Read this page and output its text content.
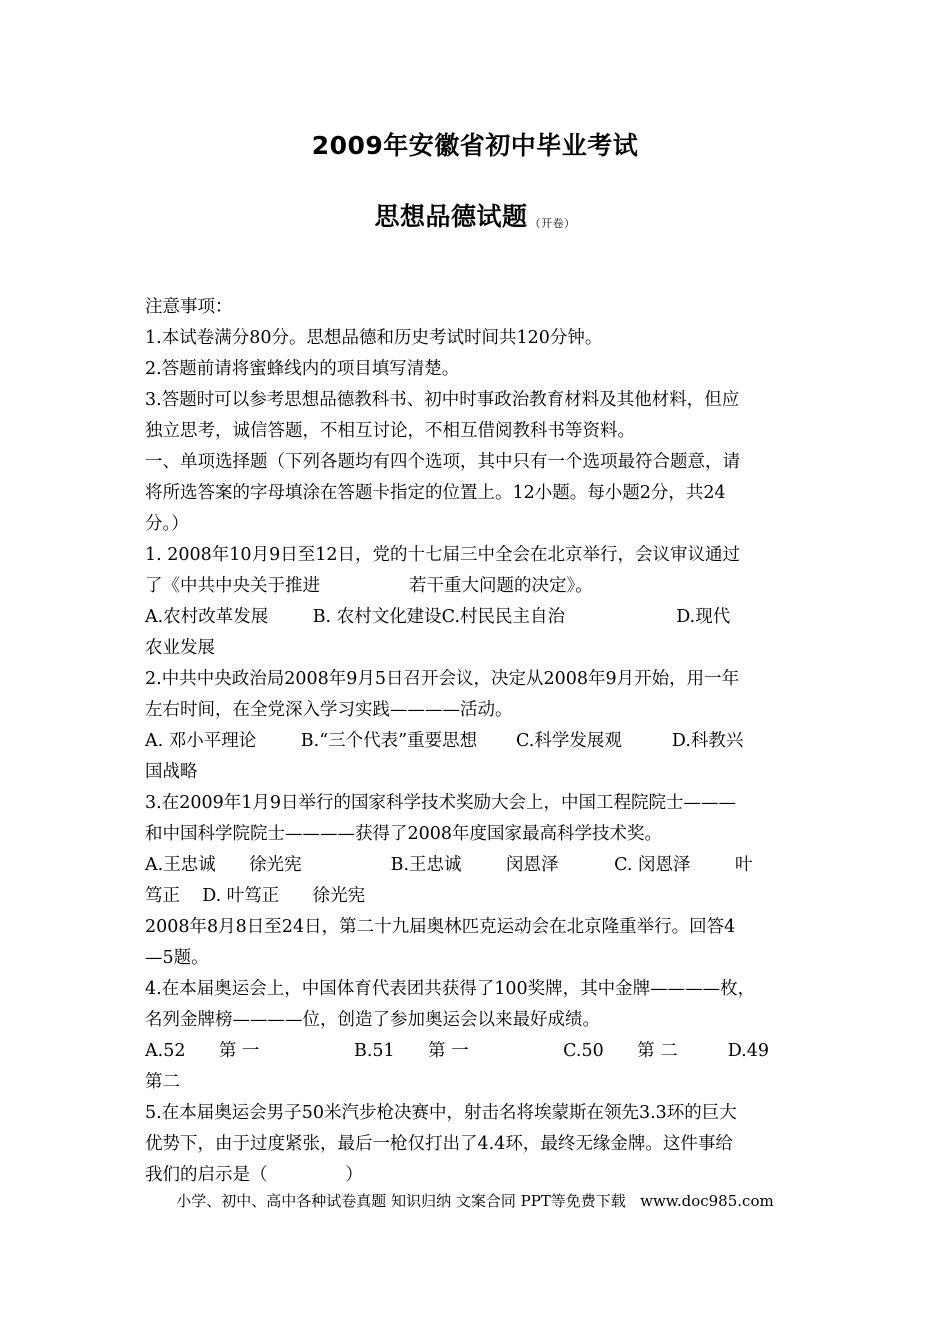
2009年安徽省初中毕业考试
思想品德试题 （开卷）
注意事项：
1.本试卷满分80分。思想品德和历史考试时间共120分钟。
2.答题前请将蜜蜂线内的项目填写清楚。
3.答题时可以参考思想品德教科书、初中时事政治教育材料及其他材料，但应
独立思考，诚信答题，不相互讨论，不相互借阅教科书等资料。
一、单项选择题（下列各题均有四个选项，其中只有一个选项最符合题意，请
将所选答案的字母填涂在答题卡指定的位置上。12小题。每小题2分，共24
分。）
1. 2008年10月9日至12日，党的十七届三中全会在北京举行，会议审议通过
了《中共中央关于推进                若干重大问题的决定》。
A.农村改革发展        B. 农村文化建设C.村民民主自治                    D.现代
农业发展
2.中共中央政治局2008年9月5日召开会议，决定从2008年9月开始，用一年
左右时间，在全党深入学习实践————活动。
A. 邓小平理论        B.“三个代表”重要思想       C.科学发展观         D.科教兴
国战略
3.在2009年1月9日举行的国家科学技术奖励大会上，中国工程院院士———
和中国科学院院士————获得了2008年度国家最高科学技术奖。
A.王忠诚      徐光宪                B.王忠诚        闵恩泽          C. 闵恩泽        叶
笃正    D. 叶笃正      徐光宪
2008年8月8日至24日，第二十九届奥林匹克运动会在北京隆重举行。回答4
—5题。
4.在本届奥运会上，中国体育代表团共获得了100奖牌，其中金牌————枚，
名列金牌榜————位，创造了参加奥运会以来最好成绩。
A.52      第 一                 B.51      第 一                 C.50      第 二         D.49
第二
5.在本届奥运会男子50米汽步枪决赛中，射击名将埃蒙斯在领先3.3环的巨大
优势下，由于过度紧张，最后一枪仅打出了4.4环，最终无缘金牌。这件事给
我们的启示是（              ）
小学、初中、高中各种试卷真题 知识归纳 文案合同 PPT等免费下载   www.doc985.com
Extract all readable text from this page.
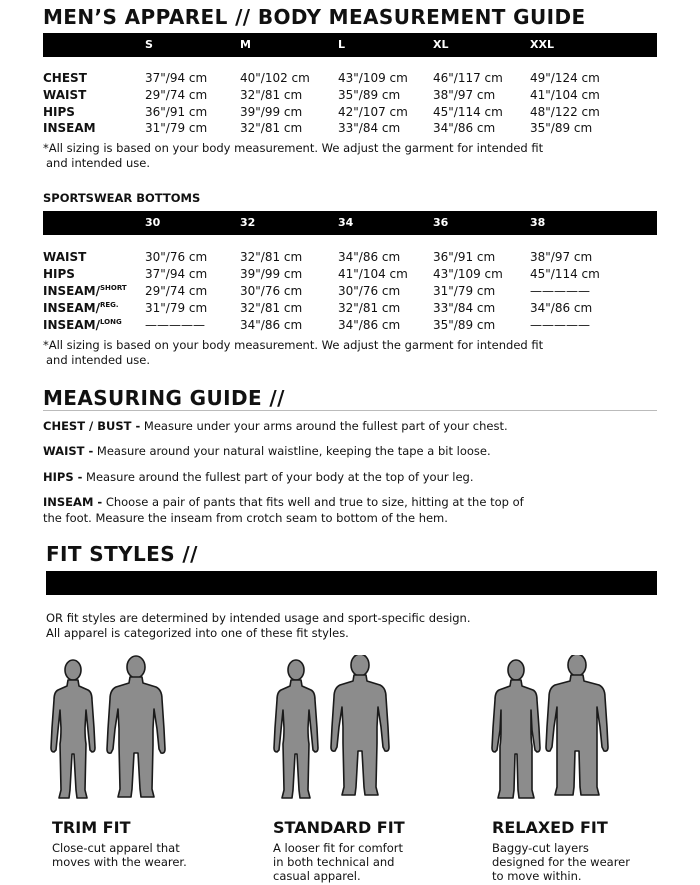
MEN’S APPAREL // BODY MEASUREMENT GUIDE
S	M	L	XL	XXL
CHEST	37"/94 cm	40"/102 cm 43"/109 cm 46"/117 cm 49"/124 cm
WAIST	29"/74 cm	32"/81 cm	35"/89 cm	38"/97 cm	41"/104 cm
HIPS	36"/91 cm	39"/99 cm	42"/107 cm 45"/114 cm 48"/122 cm
INSEAM	31"/79 cm	32"/81 cm	33"/84 cm	34"/86 cm	35"/89 cm
*All sizing is based on your body measurement. We adjust the garment for intended fit
and intended use.
SPORTSWEAR BOTTOMS
30	32	34	36	38
WAIST	30"/76 cm	32"/81 cm	34"/86 cm	36"/91 cm	38"/97 cm
HIPS	37"/94 cm	39"/99 cm	41"/104 cm 43"/109 cm 45"/114 cm
INSEAM/$^{SHORT}$ 29"/74 cm	30"/76 cm	30"/76 cm	31"/79 cm	—————
INSEAM/$^{REG.}$ 31"/79 cm	32"/81 cm	32"/81 cm	33"/84 cm	34"/86 cm
INSEAM/$^{LONG}$ —————	34"/86 cm	34"/86 cm	35"/89 cm	—————
*All sizing is based on your body measurement. We adjust the garment for intended fit
and intended use.
MEASURING GUIDE //
CHEST / BUST - Measure under your arms around the fullest part of your chest.
WAIST - Measure around your natural waistline, keeping the tape a bit loose.
HIPS - Measure around the fullest part of your body at the top of your leg.
INSEAM - Choose a pair of pants that fits well and true to size, hitting at the top of
the foot. Measure the inseam from crotch seam to bottom of the hem.
FIT STYLES //
OR fit styles are determined by intended usage and sport-specific design.
All apparel is categorized into one of these fit styles.
TRIM FIT
Close-cut apparel that
moves with the wearer.
STANDARD FIT
A looser fit for comfort
in both technical and
casual apparel.
RELAXED FIT
Baggy-cut layers
designed for the wearer
to move within.
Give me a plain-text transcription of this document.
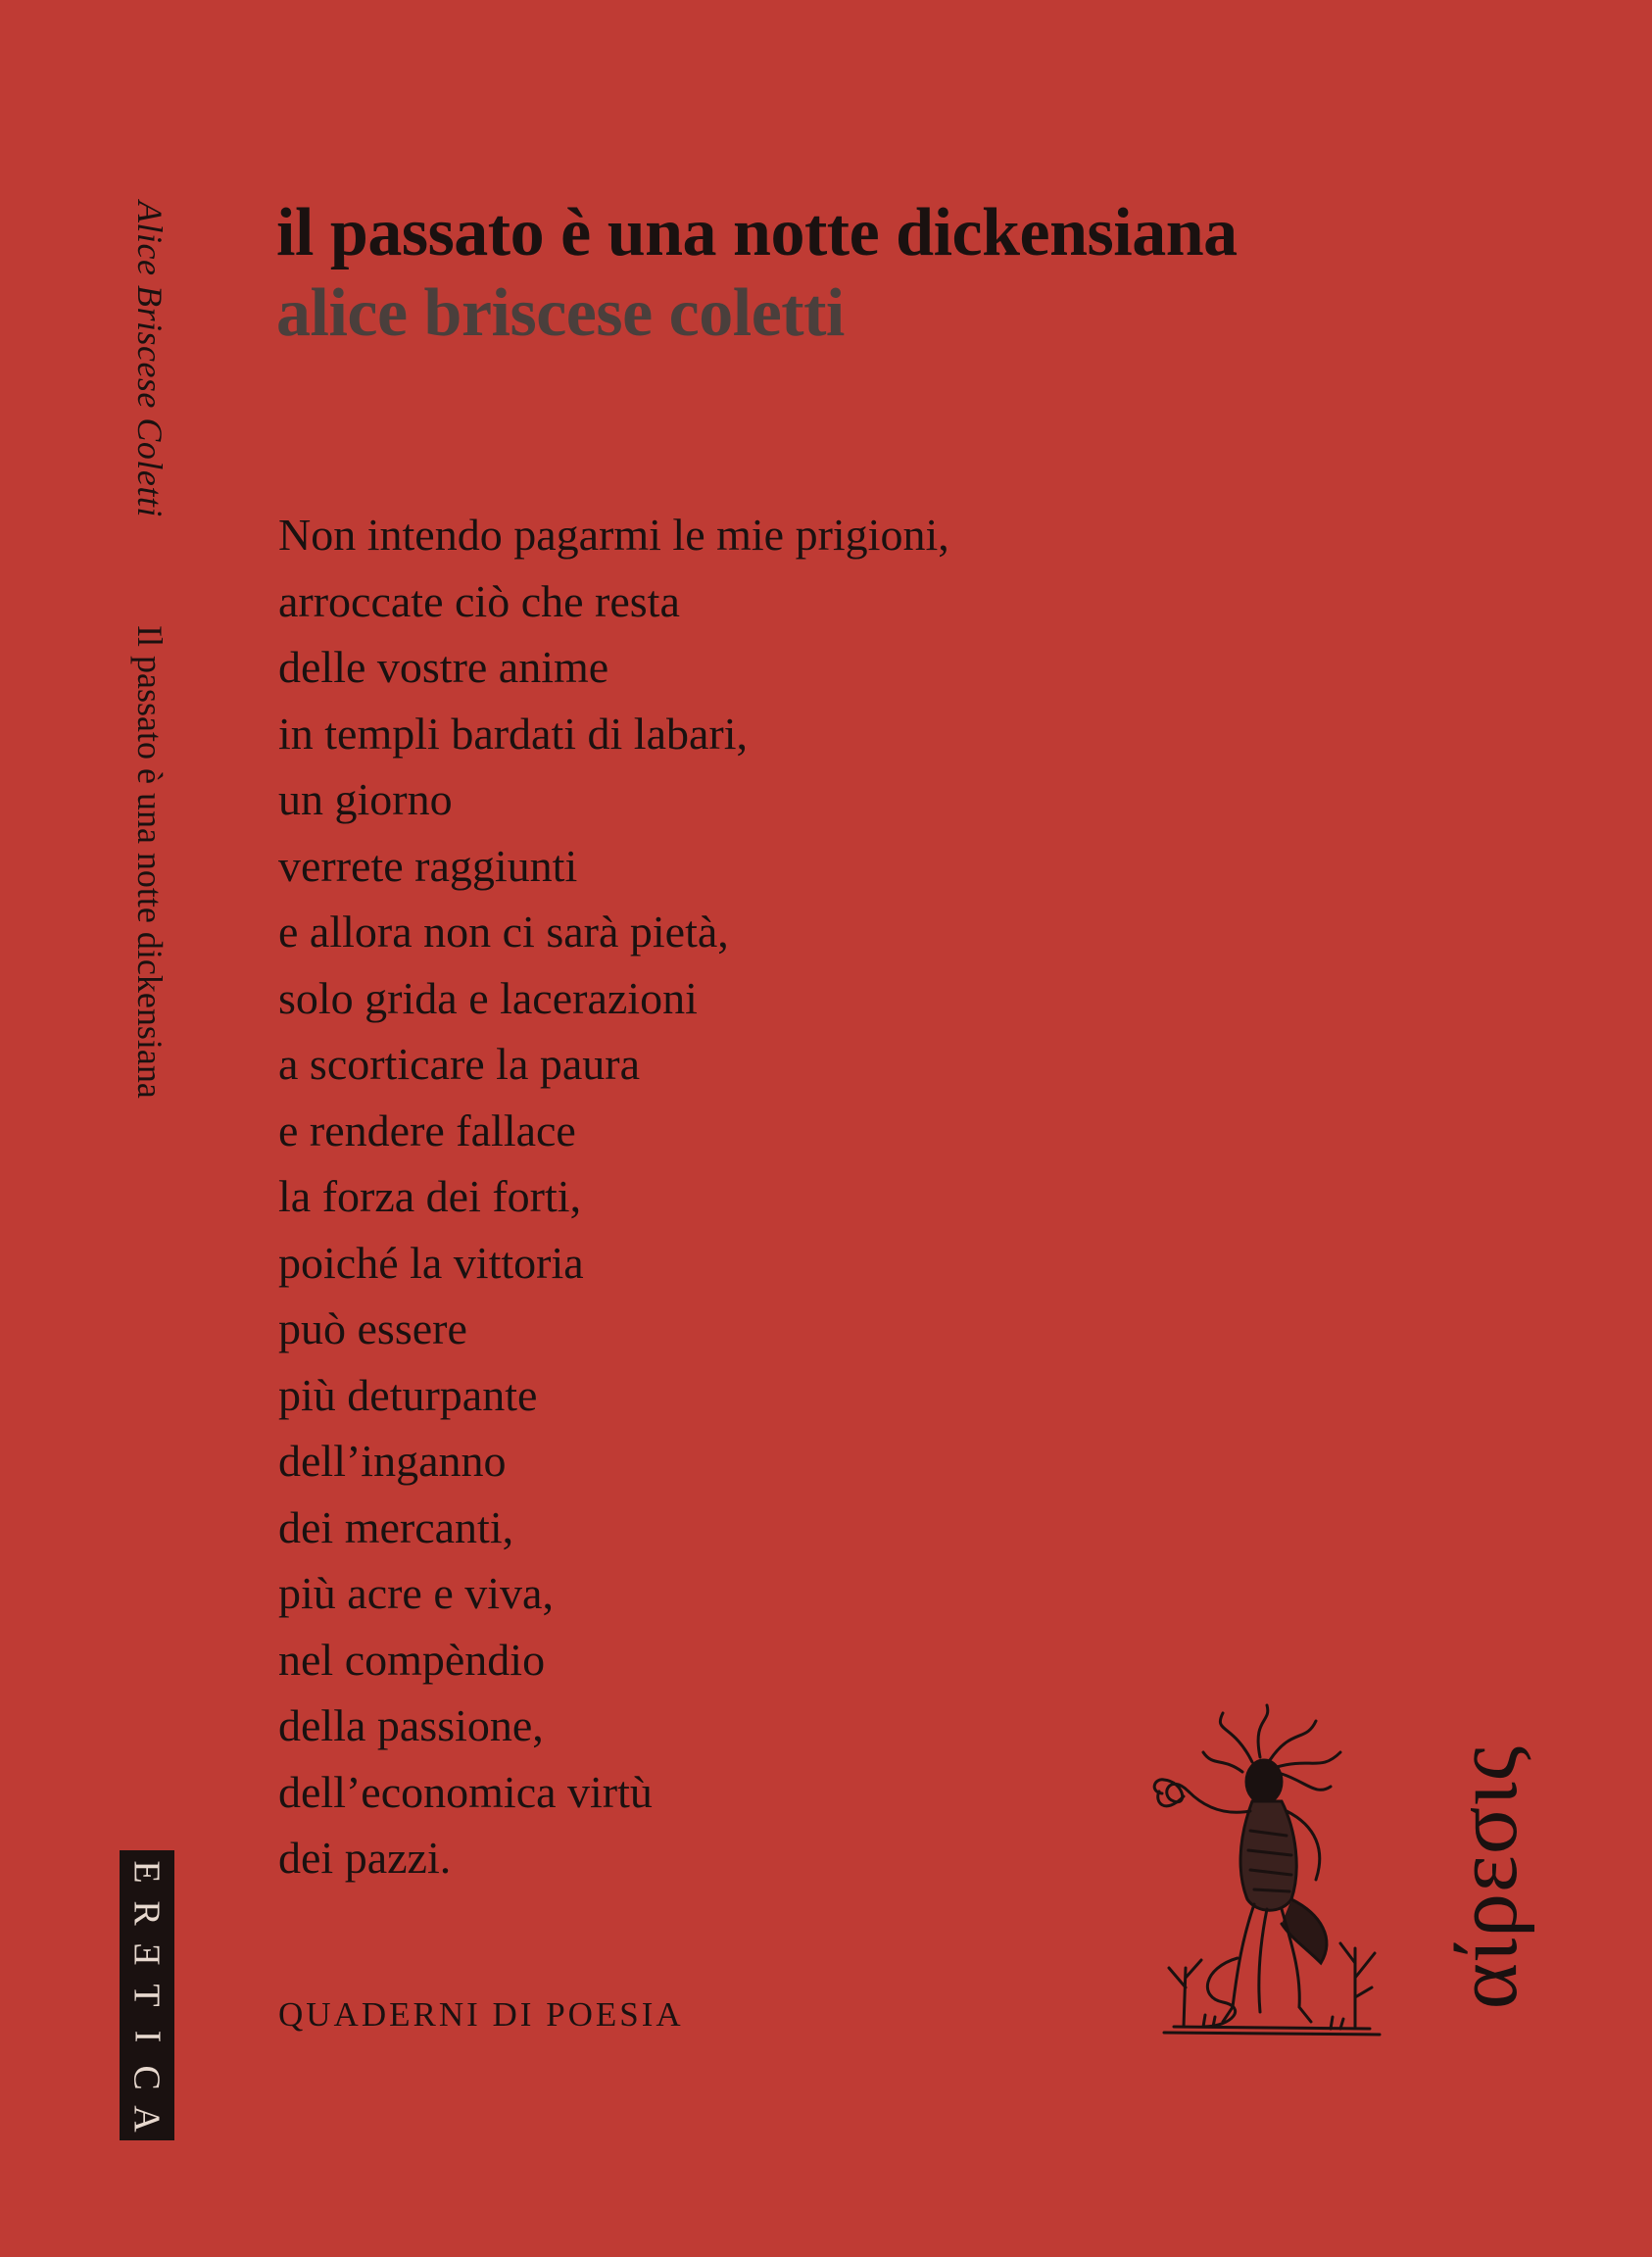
Alice Briscese Coletti
Il passato è una notte dickensiana
E
R
Ǝ
T
I
C
A
il passato è una notte dickensiana
alice briscese coletti
Non intendo pagarmi le mie prigioni,
arroccate ciò che resta
delle vostre anime
in templi bardati di labari,
un giorno
verrete raggiunti
e allora non ci sarà pietà,
solo grida e lacerazioni
a scorticare la paura
e rendere fallace
la forza dei forti,
poiché la vittoria
può essere
più deturpante
dell’inganno
dei mercanti,
più acre e viva,
nel compèndio
della passione,
dell’economica virtù
dei pazzi.
QUADERNI DI POESIA
αίρεσις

++++

• PROBLEM DESCRIPTION:
Working from the lines above, reproduce the material exactly and exclude its pictures.

• FINAL ANSWER:
Read this page and output its text content.
2009年安徽省初中毕业考试
思想品德试题 （开卷）
注意事项：
1.本试卷满分80分。思想品德和历史考试时间共120分钟。
2.答题前请将蜜蜂线内的项目填写清楚。
3.答题时可以参考思想品德教科书、初中时事政治教育材料及其他材料，但应
独立思考，诚信答题，不相互讨论，不相互借阅教科书等资料。
一、单项选择题（下列各题均有四个选项，其中只有一个选项最符合题意，请
将所选答案的字母填涂在答题卡指定的位置上。12小题。每小题2分，共24
分。）
1. 2008年10月9日至12日，党的十七届三中全会在北京举行，会议审议通过
了《中共中央关于推进                若干重大问题的决定》。
A.农村改革发展        B. 农村文化建设C.村民民主自治                    D.现代
农业发展
2.中共中央政治局2008年9月5日召开会议，决定从2008年9月开始，用一年
左右时间，在全党深入学习实践————活动。
A. 邓小平理论        B.“三个代表”重要思想       C.科学发展观         D.科教兴
国战略
3.在2009年1月9日举行的国家科学技术奖励大会上，中国工程院院士———
和中国科学院院士————获得了2008年度国家最高科学技术奖。
A.王忠诚      徐光宪                B.王忠诚        闵恩泽          C. 闵恩泽        叶
笃正    D. 叶笃正      徐光宪
2008年8月8日至24日，第二十九届奥林匹克运动会在北京隆重举行。回答4
—5题。
4.在本届奥运会上，中国体育代表团共获得了100奖牌，其中金牌————枚，
名列金牌榜————位，创造了参加奥运会以来最好成绩。
A.52      第 一                 B.51      第 一                 C.50      第 二         D.49
第二
5.在本届奥运会男子50米汽步枪决赛中，射击名将埃蒙斯在领先3.3环的巨大
优势下，由于过度紧张，最后一枪仅打出了4.4环，最终无缘金牌。这件事给
我们的启示是（              ）
小学、初中、高中各种试卷真题 知识归纳 文案合同 PPT等免费下载   www.doc985.com
Extract all readable text from this page.
MEN’S APPAREL // BODY MEASUREMENT GUIDE
S	M	L	XL	XXL
CHEST	37"/94 cm	40"/102 cm 43"/109 cm 46"/117 cm 49"/124 cm
WAIST	29"/74 cm	32"/81 cm	35"/89 cm	38"/97 cm	41"/104 cm
HIPS	36"/91 cm	39"/99 cm	42"/107 cm 45"/114 cm 48"/122 cm
INSEAM	31"/79 cm	32"/81 cm	33"/84 cm	34"/86 cm	35"/89 cm
*All sizing is based on your body measurement. We adjust the garment for intended fit
and intended use.
SPORTSWEAR BOTTOMS
30	32	34	36	38
WAIST	30"/76 cm	32"/81 cm	34"/86 cm	36"/91 cm	38"/97 cm
HIPS	37"/94 cm	39"/99 cm	41"/104 cm 43"/109 cm 45"/114 cm
INSEAM/$^{SHORT}$ 29"/74 cm	30"/76 cm	30"/76 cm	31"/79 cm	—————
INSEAM/$^{REG.}$ 31"/79 cm	32"/81 cm	32"/81 cm	33"/84 cm	34"/86 cm
INSEAM/$^{LONG}$ —————	34"/86 cm	34"/86 cm	35"/89 cm	—————
*All sizing is based on your body measurement. We adjust the garment for intended fit
and intended use.
MEASURING GUIDE //
CHEST / BUST - Measure under your arms around the fullest part of your chest.
WAIST - Measure around your natural waistline, keeping the tape a bit loose.
HIPS - Measure around the fullest part of your body at the top of your leg.
INSEAM - Choose a pair of pants that fits well and true to size, hitting at the top of
the foot. Measure the inseam from crotch seam to bottom of the hem.
FIT STYLES //
OR fit styles are determined by intended usage and sport-specific design.
All apparel is categorized into one of these fit styles.
TRIM FIT
Close-cut apparel that
moves with the wearer.
STANDARD FIT
A looser fit for comfort
in both technical and
casual apparel.
RELAXED FIT
Baggy-cut layers
designed for the wearer
to move within.
Give me a plain-text transcription of this document.
Alice Briscese Coletti
Il passato è una notte dickensiana
E
R
Ǝ
T
I
C
A
il passato è una notte dickensiana
alice briscese coletti
Non intendo pagarmi le mie prigioni,
arroccate ciò che resta
delle vostre anime
in templi bardati di labari,
un giorno
verrete raggiunti
e allora non ci sarà pietà,
solo grida e lacerazioni
a scorticare la paura
e rendere fallace
la forza dei forti,
poiché la vittoria
può essere
più deturpante
dell’inganno
dei mercanti,
più acre e viva,
nel compèndio
della passione,
dell’economica virtù
dei pazzi.
QUADERNI DI POESIA
αίρεσις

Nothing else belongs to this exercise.